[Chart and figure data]
######
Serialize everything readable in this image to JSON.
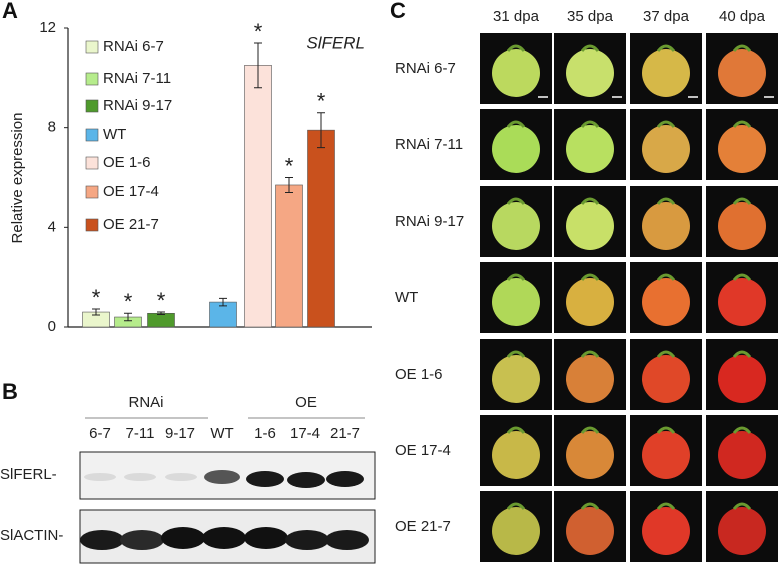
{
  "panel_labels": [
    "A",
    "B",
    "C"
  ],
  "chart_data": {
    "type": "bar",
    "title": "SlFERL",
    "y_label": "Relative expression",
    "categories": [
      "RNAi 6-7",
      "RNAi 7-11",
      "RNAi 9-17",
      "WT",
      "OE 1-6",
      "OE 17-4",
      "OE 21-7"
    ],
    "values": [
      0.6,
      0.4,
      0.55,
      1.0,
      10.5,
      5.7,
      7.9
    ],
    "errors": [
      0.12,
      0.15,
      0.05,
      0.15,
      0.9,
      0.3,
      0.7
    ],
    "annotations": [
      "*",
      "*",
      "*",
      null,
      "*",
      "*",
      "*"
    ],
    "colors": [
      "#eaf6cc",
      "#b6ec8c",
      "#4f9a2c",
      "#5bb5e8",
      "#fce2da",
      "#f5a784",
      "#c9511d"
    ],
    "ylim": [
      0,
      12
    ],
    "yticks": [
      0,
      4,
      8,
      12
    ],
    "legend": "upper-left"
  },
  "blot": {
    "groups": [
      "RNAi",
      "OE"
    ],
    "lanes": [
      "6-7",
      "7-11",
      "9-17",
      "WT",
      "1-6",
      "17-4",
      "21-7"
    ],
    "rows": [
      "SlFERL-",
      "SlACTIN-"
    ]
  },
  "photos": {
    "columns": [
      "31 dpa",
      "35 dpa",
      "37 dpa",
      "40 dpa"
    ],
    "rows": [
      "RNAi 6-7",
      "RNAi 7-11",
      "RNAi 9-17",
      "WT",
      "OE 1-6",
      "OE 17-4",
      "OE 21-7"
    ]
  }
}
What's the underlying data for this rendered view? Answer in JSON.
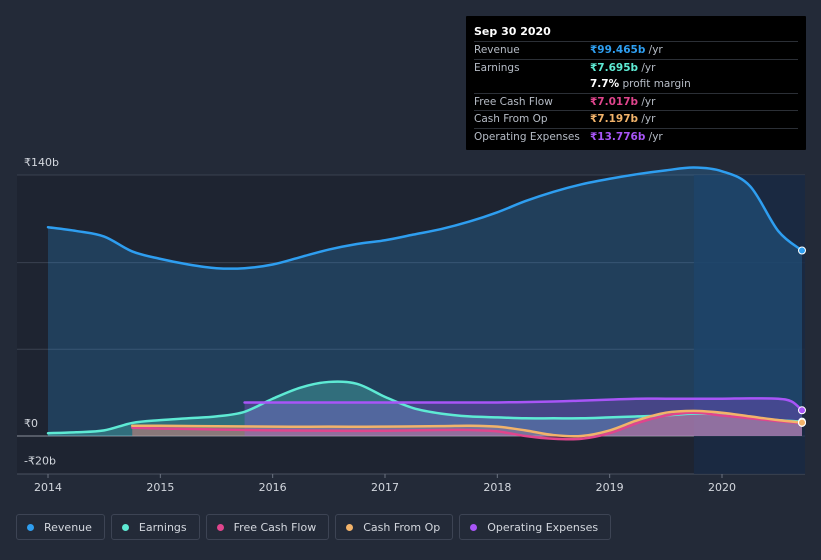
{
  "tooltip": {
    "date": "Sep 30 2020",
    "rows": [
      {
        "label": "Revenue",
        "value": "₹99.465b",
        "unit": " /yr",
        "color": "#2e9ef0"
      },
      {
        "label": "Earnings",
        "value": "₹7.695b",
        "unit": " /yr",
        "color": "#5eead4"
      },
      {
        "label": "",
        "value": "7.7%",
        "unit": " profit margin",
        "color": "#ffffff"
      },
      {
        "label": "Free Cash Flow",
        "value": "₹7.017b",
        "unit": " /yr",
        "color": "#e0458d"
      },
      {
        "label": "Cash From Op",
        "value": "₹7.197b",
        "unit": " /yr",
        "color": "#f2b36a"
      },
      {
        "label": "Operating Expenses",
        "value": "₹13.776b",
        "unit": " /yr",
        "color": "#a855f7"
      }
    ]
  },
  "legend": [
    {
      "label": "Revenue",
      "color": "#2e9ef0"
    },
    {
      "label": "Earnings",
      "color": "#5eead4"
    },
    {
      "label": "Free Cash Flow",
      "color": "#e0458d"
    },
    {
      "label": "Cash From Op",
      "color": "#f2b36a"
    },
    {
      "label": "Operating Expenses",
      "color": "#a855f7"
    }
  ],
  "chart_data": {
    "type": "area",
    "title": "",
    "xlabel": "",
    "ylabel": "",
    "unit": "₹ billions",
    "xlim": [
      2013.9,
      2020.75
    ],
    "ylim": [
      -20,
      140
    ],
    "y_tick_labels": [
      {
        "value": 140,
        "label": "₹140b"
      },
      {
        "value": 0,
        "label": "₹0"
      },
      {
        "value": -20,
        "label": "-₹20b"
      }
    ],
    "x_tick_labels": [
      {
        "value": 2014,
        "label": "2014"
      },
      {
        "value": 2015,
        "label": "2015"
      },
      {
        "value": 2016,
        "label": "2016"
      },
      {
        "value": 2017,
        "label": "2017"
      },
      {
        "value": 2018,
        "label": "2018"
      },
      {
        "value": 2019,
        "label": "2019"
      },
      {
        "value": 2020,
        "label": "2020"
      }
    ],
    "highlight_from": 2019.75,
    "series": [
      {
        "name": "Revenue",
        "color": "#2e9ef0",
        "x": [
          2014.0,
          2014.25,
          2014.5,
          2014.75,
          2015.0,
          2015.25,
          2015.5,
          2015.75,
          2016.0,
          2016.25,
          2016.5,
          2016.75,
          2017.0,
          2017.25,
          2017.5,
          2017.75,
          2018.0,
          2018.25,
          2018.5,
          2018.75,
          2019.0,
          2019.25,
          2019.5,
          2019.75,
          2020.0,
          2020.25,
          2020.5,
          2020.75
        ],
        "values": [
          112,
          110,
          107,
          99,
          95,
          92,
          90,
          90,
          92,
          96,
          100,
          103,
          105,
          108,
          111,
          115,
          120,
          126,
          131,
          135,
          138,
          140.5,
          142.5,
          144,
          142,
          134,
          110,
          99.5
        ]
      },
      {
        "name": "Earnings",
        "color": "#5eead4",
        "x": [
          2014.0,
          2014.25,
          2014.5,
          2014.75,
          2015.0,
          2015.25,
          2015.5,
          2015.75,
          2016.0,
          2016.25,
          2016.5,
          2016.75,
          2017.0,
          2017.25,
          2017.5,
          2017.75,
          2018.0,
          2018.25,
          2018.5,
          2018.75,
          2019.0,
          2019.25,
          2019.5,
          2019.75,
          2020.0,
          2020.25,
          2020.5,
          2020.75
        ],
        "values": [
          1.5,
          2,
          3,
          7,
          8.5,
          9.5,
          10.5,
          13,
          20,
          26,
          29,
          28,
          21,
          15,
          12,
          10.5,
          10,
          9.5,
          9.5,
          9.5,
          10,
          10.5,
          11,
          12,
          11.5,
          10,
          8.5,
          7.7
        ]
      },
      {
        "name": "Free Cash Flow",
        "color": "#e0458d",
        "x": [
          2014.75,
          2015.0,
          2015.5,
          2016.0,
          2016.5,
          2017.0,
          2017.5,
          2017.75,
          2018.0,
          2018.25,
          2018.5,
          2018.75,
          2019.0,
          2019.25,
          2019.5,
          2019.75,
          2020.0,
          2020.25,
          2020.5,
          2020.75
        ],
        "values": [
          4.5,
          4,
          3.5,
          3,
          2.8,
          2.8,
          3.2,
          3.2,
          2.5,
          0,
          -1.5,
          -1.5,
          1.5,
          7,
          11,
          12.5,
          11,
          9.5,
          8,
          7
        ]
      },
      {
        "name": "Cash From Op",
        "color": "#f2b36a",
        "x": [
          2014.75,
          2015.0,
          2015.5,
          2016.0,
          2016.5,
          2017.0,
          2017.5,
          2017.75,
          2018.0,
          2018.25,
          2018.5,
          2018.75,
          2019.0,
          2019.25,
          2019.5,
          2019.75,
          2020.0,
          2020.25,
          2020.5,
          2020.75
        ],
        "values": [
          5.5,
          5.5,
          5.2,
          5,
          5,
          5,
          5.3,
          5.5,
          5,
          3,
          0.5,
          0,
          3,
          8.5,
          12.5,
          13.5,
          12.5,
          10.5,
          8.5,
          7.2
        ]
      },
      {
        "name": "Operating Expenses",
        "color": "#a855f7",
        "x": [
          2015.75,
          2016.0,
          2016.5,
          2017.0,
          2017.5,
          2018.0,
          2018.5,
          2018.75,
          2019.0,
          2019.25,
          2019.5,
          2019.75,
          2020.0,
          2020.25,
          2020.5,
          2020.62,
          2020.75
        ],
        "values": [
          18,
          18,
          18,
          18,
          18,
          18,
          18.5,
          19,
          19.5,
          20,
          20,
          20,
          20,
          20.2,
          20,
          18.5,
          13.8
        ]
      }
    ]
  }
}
######
State the number of lines in this listing that contain the string "name", and add nothing else.

5